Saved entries
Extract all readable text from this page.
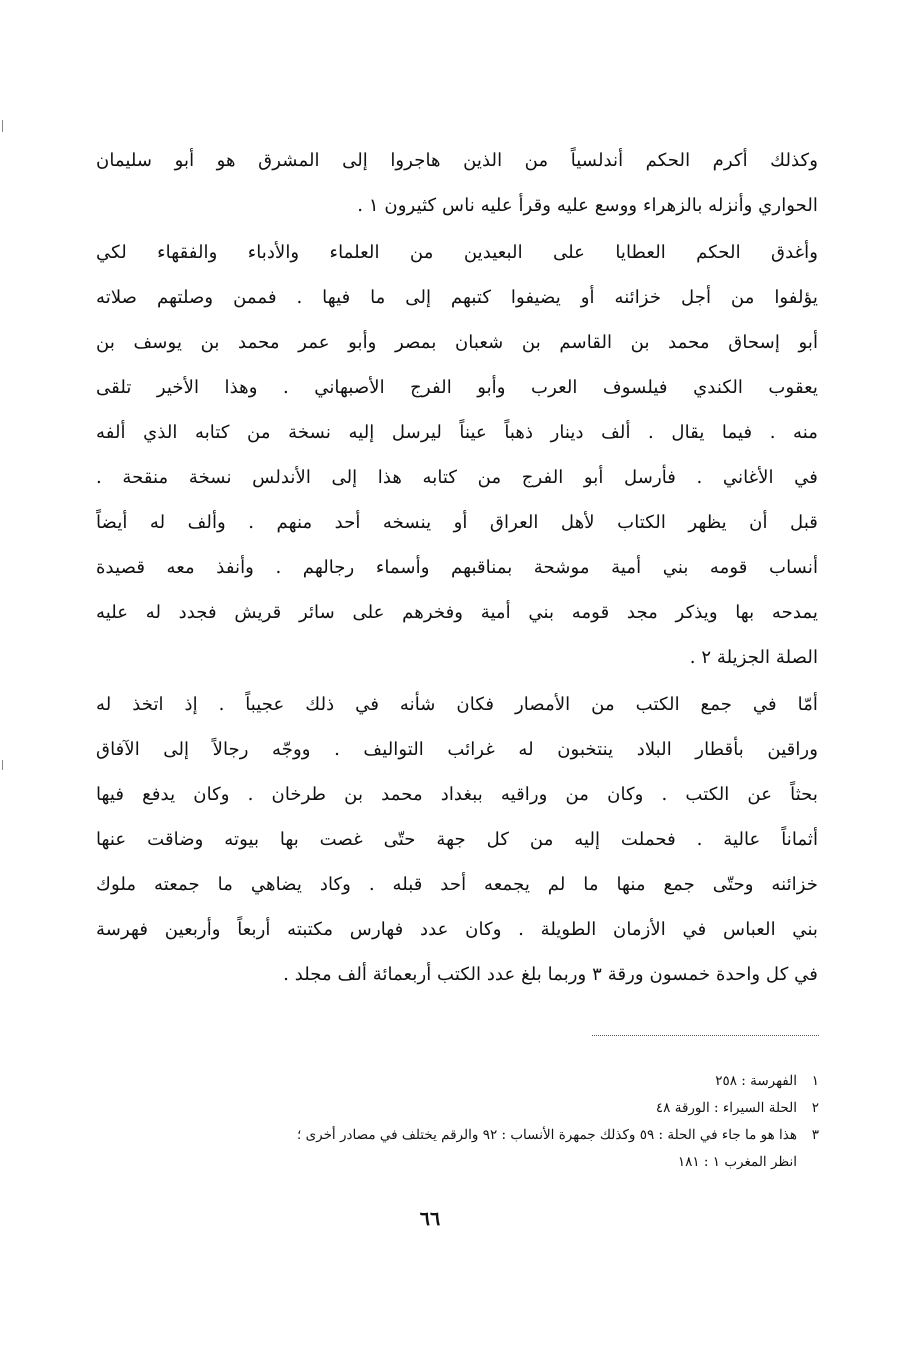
وكذلك أكرم الحكم أندلسياً من الذين هاجروا إلى المشرق هو أبو سليمان
الحواري وأنزله بالزهراء ووسع عليه وقرأ عليه ناس كثيرون ١ .
وأغدق الحكم العطايا على البعيدين من العلماء والأدباء والفقهاء لكي
يؤلفوا من أجل خزائنه أو يضيفوا كتبهم إلى ما فيها . فممن وصلتهم صلاته
أبو إسحاق محمد بن القاسم بن شعبان بمصر وأبو عمر محمد بن يوسف بن
يعقوب الكندي فيلسوف العرب وأبو الفرج الأصبهاني . وهذا الأخير تلقى
منه . فيما يقال . ألف دينار ذهباً عيناً ليرسل إليه نسخة من كتابه الذي ألفه
في الأغاني . فأرسل أبو الفرج من كتابه هذا إلى الأندلس نسخة منقحة .
قبل أن يظهر الكتاب لأهل العراق أو ينسخه أحد منهم . وألف له أيضاً
أنساب قومه بني أمية موشحة بمناقبهم وأسماء رجالهم . وأنفذ معه قصيدة
يمدحه بها ويذكر مجد قومه بني أمية وفخرهم على سائر قريش فجدد له عليه
الصلة الجزيلة ٢ .
أمّا في جمع الكتب من الأمصار فكان شأنه في ذلك عجيباً . إذ اتخذ له
وراقين بأقطار البلاد ينتخبون له غرائب التواليف . ووجّه رجالاً إلى الآفاق
بحثاً عن الكتب . وكان من وراقيه ببغداد محمد بن طرخان . وكان يدفع فيها
أثماناً عالية . فحملت إليه من كل جهة حتّى غصت بها بيوته وضاقت عنها
خزائنه وحتّى جمع منها ما لم يجمعه أحد قبله . وكاد يضاهي ما جمعته ملوك
بني العباس في الأزمان الطويلة . وكان عدد فهارس مكتبته أربعاً وأربعين فهرسة
في كل واحدة خمسون ورقة ٣ وربما بلغ عدد الكتب أربعمائة ألف مجلد .
١الفهرسة : ٢٥٨
٢الحلة السيراء : الورقة ٤٨
٣هذا هو ما جاء في الحلة : ٥٩ وكذلك جمهرة الأنساب : ٩٢ والرقم يختلف في مصادر أخرى ؛
انظر المغرب ١ : ١٨١
٦٦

What to work on:
Pictures in the records above should not be copied. Repeat everything else exactly.

Solution for this problem:
Extract all readable text from this page.
وكذلك أكرم الحكم أندلسياً من الذين هاجروا إلى المشرق هو أبو سليمان
الحواري وأنزله بالزهراء ووسع عليه وقرأ عليه ناس كثيرون ١ .
وأغدق الحكم العطايا على البعيدين من العلماء والأدباء والفقهاء لكي
يؤلفوا من أجل خزائنه أو يضيفوا كتبهم إلى ما فيها . فممن وصلتهم صلاته
أبو إسحاق محمد بن القاسم بن شعبان بمصر وأبو عمر محمد بن يوسف بن
يعقوب الكندي فيلسوف العرب وأبو الفرج الأصبهاني . وهذا الأخير تلقى
منه . فيما يقال . ألف دينار ذهباً عيناً ليرسل إليه نسخة من كتابه الذي ألفه
في الأغاني . فأرسل أبو الفرج من كتابه هذا إلى الأندلس نسخة منقحة .
قبل أن يظهر الكتاب لأهل العراق أو ينسخه أحد منهم . وألف له أيضاً
أنساب قومه بني أمية موشحة بمناقبهم وأسماء رجالهم . وأنفذ معه قصيدة
يمدحه بها ويذكر مجد قومه بني أمية وفخرهم على سائر قريش فجدد له عليه
الصلة الجزيلة ٢ .
أمّا في جمع الكتب من الأمصار فكان شأنه في ذلك عجيباً . إذ اتخذ له
وراقين بأقطار البلاد ينتخبون له غرائب التواليف . ووجّه رجالاً إلى الآفاق
بحثاً عن الكتب . وكان من وراقيه ببغداد محمد بن طرخان . وكان يدفع فيها
أثماناً عالية . فحملت إليه من كل جهة حتّى غصت بها بيوته وضاقت عنها
خزائنه وحتّى جمع منها ما لم يجمعه أحد قبله . وكاد يضاهي ما جمعته ملوك
بني العباس في الأزمان الطويلة . وكان عدد فهارس مكتبته أربعاً وأربعين فهرسة
في كل واحدة خمسون ورقة ٣ وربما بلغ عدد الكتب أربعمائة ألف مجلد .
١الفهرسة : ٢٥٨
٢الحلة السيراء : الورقة ٤٨
٣هذا هو ما جاء في الحلة : ٥٩ وكذلك جمهرة الأنساب : ٩٢ والرقم يختلف في مصادر أخرى ؛
انظر المغرب ١ : ١٨١
٦٦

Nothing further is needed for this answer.